▶ REQUIRED TASK:
Of all the lines in the material, how many include the word "left"? Give only the number.

▶ Stored entries:

+++

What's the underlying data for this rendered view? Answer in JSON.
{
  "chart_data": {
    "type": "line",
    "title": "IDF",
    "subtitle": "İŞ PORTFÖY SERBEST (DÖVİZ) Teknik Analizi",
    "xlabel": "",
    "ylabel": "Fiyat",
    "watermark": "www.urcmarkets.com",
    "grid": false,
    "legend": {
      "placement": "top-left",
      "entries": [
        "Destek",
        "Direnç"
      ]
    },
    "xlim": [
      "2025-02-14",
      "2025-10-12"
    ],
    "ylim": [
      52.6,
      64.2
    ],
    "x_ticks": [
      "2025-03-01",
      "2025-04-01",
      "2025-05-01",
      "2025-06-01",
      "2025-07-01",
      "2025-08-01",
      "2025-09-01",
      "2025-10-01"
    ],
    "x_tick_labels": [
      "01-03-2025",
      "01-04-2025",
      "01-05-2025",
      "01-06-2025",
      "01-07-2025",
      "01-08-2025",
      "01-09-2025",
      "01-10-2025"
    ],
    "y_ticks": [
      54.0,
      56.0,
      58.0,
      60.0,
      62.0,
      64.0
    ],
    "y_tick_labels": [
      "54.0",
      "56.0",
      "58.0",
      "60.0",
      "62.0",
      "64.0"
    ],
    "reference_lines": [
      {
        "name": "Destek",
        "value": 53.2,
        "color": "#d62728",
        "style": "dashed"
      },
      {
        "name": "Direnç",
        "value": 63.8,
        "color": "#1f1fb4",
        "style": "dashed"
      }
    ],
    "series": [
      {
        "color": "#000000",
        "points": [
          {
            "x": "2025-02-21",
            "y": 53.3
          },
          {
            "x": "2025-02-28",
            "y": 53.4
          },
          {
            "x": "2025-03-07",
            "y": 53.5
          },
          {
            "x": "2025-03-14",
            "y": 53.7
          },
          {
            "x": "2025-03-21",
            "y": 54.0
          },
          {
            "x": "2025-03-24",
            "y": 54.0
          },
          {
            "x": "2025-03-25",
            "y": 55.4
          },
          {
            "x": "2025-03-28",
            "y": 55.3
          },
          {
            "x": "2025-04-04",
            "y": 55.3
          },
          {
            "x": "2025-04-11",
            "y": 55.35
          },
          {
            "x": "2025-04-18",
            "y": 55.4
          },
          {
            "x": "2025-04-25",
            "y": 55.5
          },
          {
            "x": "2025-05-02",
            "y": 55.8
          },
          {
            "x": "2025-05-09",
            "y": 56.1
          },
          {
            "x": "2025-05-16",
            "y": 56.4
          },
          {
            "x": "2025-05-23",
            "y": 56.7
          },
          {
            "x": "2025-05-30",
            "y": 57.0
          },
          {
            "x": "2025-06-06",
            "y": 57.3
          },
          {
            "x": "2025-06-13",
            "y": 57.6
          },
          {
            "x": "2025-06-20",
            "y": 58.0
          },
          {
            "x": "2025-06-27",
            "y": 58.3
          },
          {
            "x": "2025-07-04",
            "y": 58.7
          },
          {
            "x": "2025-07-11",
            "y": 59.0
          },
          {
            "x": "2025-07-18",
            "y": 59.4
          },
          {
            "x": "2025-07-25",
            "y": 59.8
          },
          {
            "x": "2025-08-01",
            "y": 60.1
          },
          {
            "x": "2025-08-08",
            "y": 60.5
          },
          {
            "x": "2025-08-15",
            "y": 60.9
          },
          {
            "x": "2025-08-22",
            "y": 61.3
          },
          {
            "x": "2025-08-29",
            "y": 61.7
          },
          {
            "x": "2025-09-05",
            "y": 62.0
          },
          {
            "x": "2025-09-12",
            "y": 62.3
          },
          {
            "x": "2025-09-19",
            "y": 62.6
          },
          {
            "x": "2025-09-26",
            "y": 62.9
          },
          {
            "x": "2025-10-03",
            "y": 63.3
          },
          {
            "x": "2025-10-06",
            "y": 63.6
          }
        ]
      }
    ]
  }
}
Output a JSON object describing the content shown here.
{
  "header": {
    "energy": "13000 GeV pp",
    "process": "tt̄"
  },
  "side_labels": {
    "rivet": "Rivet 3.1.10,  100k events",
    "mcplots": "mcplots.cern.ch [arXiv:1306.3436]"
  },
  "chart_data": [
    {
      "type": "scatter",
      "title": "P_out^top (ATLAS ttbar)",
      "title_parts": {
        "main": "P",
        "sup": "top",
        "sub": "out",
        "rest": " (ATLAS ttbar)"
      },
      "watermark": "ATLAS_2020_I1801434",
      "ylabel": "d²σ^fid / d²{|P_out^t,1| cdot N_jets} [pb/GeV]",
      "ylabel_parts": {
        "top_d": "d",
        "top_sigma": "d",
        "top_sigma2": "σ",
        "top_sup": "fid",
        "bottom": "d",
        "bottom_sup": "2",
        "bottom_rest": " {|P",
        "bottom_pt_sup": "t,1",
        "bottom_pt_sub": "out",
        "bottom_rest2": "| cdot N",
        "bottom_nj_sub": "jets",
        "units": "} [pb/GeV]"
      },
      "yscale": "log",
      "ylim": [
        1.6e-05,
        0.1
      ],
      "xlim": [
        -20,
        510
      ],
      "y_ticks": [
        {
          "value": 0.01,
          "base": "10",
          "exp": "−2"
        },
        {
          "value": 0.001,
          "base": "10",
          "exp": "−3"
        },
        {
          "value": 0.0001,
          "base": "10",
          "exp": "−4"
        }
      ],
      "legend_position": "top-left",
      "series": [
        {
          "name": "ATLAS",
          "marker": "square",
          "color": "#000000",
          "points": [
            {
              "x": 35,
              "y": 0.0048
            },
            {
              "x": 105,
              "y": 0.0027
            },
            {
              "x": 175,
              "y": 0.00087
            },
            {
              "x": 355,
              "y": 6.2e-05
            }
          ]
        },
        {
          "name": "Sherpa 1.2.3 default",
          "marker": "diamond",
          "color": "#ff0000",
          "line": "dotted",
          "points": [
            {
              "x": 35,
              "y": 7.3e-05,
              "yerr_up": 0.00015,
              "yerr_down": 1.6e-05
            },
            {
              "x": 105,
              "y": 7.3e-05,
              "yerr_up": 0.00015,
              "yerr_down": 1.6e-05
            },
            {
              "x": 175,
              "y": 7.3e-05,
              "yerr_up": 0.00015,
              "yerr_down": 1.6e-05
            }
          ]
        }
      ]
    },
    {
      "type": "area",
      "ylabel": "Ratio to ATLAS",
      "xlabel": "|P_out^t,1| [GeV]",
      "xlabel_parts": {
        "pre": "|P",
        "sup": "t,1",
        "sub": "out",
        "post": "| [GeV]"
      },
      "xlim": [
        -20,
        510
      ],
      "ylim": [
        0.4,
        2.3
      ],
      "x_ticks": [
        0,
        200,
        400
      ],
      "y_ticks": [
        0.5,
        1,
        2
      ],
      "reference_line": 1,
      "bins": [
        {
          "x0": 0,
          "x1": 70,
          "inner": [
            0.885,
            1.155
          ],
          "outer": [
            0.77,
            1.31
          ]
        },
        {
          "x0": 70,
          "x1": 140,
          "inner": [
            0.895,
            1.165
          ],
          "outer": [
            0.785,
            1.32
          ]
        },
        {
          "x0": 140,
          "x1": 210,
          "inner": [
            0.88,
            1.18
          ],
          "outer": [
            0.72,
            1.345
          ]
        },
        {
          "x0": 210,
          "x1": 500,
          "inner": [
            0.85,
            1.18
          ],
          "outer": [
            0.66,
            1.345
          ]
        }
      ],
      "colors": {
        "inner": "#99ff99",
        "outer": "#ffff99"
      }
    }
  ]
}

+++

▶ TASK SOLUTION:
2